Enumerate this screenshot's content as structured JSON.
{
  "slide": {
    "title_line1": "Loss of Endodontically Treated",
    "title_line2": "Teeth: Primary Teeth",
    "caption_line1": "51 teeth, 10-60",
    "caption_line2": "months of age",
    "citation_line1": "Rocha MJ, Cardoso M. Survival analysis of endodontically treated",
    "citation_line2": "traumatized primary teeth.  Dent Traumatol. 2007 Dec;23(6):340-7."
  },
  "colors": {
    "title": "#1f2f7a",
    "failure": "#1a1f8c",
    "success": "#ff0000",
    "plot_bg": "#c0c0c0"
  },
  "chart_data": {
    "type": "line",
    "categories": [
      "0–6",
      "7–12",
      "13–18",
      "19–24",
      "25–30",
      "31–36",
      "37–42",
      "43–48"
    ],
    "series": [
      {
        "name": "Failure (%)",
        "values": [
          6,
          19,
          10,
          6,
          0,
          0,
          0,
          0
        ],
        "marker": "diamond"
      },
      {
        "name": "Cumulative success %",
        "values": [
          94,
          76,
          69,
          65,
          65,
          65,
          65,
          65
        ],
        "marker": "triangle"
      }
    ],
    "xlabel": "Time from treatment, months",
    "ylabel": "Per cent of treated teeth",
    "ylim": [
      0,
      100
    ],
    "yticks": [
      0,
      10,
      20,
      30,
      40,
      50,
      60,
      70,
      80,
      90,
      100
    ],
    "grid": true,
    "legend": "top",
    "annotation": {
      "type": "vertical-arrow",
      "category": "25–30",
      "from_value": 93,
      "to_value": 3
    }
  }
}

^^^^^^^^^^^^^^^^

Exercise aim: Reproduce all of the entries word for word.

The response:
Enumerate this screenshot's content as structured JSON.
{
  "slide": {
    "title_line1": "Loss of Endodontically Treated",
    "title_line2": "Teeth: Primary Teeth",
    "caption_line1": "51 teeth, 10-60",
    "caption_line2": "months of age",
    "citation_line1": "Rocha MJ, Cardoso M. Survival analysis of endodontically treated",
    "citation_line2": "traumatized primary teeth.  Dent Traumatol. 2007 Dec;23(6):340-7."
  },
  "colors": {
    "title": "#1f2f7a",
    "failure": "#1a1f8c",
    "success": "#ff0000",
    "plot_bg": "#c0c0c0"
  },
  "chart_data": {
    "type": "line",
    "categories": [
      "0–6",
      "7–12",
      "13–18",
      "19–24",
      "25–30",
      "31–36",
      "37–42",
      "43–48"
    ],
    "series": [
      {
        "name": "Failure (%)",
        "values": [
          6,
          19,
          10,
          6,
          0,
          0,
          0,
          0
        ],
        "marker": "diamond"
      },
      {
        "name": "Cumulative success %",
        "values": [
          94,
          76,
          69,
          65,
          65,
          65,
          65,
          65
        ],
        "marker": "triangle"
      }
    ],
    "xlabel": "Time from treatment, months",
    "ylabel": "Per cent of treated teeth",
    "ylim": [
      0,
      100
    ],
    "yticks": [
      0,
      10,
      20,
      30,
      40,
      50,
      60,
      70,
      80,
      90,
      100
    ],
    "grid": true,
    "legend": "top",
    "annotation": {
      "type": "vertical-arrow",
      "category": "25–30",
      "from_value": 93,
      "to_value": 3
    }
  }
}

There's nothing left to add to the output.